(Items from a data source)
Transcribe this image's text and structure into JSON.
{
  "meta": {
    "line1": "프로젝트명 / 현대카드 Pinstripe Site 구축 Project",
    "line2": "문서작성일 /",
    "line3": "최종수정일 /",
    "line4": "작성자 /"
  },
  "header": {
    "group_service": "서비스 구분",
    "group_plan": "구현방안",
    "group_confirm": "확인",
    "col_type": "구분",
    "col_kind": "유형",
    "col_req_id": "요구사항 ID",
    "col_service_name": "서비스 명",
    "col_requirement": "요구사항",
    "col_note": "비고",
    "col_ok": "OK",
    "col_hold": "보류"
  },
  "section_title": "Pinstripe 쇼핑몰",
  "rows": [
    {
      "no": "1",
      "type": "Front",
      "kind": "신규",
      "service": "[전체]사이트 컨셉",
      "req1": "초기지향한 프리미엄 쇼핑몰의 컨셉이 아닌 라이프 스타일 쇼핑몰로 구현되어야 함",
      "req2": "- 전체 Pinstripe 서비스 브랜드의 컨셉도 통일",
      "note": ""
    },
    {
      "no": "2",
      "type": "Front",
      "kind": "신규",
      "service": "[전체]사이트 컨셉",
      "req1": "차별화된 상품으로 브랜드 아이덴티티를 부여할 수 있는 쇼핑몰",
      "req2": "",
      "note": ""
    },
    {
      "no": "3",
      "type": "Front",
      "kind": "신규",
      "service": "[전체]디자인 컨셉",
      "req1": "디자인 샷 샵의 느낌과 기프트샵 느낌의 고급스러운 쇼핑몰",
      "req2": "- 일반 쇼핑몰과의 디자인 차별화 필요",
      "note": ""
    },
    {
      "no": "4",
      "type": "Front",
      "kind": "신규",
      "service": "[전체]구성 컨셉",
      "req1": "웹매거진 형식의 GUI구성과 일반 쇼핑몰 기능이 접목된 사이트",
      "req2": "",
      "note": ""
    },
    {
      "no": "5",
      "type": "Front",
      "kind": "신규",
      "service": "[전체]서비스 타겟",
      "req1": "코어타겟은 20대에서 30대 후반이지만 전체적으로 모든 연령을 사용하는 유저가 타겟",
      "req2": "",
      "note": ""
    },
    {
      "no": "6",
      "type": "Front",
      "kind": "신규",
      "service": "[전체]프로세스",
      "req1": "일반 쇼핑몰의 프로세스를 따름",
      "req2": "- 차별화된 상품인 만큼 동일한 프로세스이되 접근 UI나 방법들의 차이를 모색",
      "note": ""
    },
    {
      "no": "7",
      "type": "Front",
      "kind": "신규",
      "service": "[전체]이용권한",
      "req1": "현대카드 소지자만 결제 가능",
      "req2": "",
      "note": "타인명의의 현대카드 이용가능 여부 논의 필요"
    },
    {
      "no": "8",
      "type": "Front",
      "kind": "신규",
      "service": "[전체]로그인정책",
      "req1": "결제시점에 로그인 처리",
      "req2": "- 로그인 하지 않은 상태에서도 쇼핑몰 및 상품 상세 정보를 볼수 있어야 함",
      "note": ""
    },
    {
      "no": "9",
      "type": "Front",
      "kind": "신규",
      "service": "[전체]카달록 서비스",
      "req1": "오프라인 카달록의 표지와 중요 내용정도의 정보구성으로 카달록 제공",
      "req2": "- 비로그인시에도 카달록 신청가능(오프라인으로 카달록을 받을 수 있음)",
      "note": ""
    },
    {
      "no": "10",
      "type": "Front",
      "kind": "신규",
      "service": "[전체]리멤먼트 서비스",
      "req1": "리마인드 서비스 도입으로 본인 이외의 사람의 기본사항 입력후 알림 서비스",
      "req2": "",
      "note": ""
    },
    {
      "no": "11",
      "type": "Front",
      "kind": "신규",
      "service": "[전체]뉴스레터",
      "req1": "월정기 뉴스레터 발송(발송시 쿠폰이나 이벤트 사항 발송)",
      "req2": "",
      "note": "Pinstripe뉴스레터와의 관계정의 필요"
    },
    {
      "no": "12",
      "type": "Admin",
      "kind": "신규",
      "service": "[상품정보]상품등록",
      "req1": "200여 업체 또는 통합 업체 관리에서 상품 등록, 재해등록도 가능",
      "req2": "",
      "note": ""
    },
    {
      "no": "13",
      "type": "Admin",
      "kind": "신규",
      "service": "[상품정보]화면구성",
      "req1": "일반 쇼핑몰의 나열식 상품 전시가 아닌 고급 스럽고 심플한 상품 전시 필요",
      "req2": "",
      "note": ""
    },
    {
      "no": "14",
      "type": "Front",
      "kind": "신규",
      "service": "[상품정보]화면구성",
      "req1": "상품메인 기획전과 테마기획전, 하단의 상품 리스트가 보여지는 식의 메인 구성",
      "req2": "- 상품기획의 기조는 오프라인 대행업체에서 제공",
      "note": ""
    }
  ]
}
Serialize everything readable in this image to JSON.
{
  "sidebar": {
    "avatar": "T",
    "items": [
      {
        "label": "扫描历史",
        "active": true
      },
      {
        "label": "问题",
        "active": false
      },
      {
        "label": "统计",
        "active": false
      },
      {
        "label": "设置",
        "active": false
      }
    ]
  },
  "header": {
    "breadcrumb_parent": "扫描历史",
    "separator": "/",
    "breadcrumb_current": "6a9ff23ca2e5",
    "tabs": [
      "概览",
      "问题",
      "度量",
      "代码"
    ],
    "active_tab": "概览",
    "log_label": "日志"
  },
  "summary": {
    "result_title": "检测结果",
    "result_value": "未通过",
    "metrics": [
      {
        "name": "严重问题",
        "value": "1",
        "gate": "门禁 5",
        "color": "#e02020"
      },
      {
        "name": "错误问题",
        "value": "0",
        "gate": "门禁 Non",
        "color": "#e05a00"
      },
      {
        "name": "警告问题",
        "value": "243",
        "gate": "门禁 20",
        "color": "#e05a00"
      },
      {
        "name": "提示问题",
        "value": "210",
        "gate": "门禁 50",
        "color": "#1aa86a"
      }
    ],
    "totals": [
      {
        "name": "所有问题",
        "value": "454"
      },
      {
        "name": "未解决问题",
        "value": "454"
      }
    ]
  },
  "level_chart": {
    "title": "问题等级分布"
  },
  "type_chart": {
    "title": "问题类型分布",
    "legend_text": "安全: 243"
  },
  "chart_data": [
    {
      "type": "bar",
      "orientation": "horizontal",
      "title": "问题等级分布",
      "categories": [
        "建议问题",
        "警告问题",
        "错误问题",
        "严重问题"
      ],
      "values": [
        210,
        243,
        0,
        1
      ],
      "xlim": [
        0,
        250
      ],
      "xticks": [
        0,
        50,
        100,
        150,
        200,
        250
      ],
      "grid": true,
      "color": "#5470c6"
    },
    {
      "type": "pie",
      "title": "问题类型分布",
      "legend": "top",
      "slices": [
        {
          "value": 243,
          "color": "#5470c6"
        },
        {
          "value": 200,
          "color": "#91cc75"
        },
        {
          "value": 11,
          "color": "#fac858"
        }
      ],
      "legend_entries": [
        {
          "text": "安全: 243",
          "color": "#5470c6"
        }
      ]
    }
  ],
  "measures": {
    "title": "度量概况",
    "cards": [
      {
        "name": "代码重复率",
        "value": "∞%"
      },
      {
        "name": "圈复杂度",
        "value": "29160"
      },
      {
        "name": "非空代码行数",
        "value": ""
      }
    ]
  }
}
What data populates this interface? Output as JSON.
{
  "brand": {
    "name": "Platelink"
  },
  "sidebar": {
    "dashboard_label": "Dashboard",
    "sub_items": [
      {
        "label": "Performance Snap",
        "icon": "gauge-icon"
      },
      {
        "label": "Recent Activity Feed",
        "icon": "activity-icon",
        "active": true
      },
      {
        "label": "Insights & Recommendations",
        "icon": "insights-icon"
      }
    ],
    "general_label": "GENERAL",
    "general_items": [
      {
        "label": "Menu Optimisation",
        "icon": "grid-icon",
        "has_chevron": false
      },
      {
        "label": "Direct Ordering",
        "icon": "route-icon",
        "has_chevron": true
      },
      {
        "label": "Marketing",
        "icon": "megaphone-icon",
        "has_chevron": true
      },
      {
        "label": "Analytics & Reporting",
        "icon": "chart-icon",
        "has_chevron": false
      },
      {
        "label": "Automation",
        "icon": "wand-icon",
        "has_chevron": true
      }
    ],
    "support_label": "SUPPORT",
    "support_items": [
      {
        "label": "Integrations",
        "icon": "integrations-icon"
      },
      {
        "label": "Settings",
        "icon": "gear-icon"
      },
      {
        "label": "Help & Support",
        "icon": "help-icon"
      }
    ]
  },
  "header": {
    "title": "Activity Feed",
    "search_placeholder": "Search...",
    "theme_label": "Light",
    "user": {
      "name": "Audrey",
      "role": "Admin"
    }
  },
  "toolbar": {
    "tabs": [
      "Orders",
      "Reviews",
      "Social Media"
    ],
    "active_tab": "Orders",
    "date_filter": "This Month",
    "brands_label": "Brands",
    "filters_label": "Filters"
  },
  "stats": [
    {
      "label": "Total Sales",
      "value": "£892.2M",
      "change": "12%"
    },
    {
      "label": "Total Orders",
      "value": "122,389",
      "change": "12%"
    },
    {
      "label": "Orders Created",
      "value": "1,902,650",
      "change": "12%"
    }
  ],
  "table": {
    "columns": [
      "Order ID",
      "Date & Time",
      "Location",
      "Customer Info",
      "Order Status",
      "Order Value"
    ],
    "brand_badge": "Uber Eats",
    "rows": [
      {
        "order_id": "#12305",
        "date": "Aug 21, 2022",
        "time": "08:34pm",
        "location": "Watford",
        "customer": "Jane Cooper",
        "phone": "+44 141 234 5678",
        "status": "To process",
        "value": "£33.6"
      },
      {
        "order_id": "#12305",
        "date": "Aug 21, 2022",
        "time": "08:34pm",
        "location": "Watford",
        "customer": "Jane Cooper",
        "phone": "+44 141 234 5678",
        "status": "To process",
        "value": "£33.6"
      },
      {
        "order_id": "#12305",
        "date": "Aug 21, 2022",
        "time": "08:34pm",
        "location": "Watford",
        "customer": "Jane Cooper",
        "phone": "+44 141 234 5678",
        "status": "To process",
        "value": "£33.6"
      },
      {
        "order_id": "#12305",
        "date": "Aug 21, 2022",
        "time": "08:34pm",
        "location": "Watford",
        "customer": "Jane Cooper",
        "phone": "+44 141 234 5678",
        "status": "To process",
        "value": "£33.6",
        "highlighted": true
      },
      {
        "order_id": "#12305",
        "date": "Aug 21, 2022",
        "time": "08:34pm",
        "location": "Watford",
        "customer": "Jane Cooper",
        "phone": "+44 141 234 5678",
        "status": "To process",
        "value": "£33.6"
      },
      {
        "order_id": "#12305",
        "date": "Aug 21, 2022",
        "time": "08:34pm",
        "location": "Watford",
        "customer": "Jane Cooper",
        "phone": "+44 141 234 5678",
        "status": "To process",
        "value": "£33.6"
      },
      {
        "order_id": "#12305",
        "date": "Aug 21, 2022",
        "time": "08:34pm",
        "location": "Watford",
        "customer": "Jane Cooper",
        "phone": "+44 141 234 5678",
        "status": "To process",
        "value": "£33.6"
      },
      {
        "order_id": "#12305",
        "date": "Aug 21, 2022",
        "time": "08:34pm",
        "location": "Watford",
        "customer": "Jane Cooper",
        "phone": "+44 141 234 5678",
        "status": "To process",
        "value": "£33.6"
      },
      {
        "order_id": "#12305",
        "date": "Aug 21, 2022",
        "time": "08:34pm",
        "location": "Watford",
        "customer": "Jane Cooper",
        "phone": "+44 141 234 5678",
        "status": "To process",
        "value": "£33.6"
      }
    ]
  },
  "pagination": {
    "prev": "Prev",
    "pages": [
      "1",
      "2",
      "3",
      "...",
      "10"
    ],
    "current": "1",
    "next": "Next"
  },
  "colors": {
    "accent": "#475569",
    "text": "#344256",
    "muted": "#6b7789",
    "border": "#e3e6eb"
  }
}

Work to do
Each line that contains the string "image" counts once; say how many there are and nothing else.

The output
2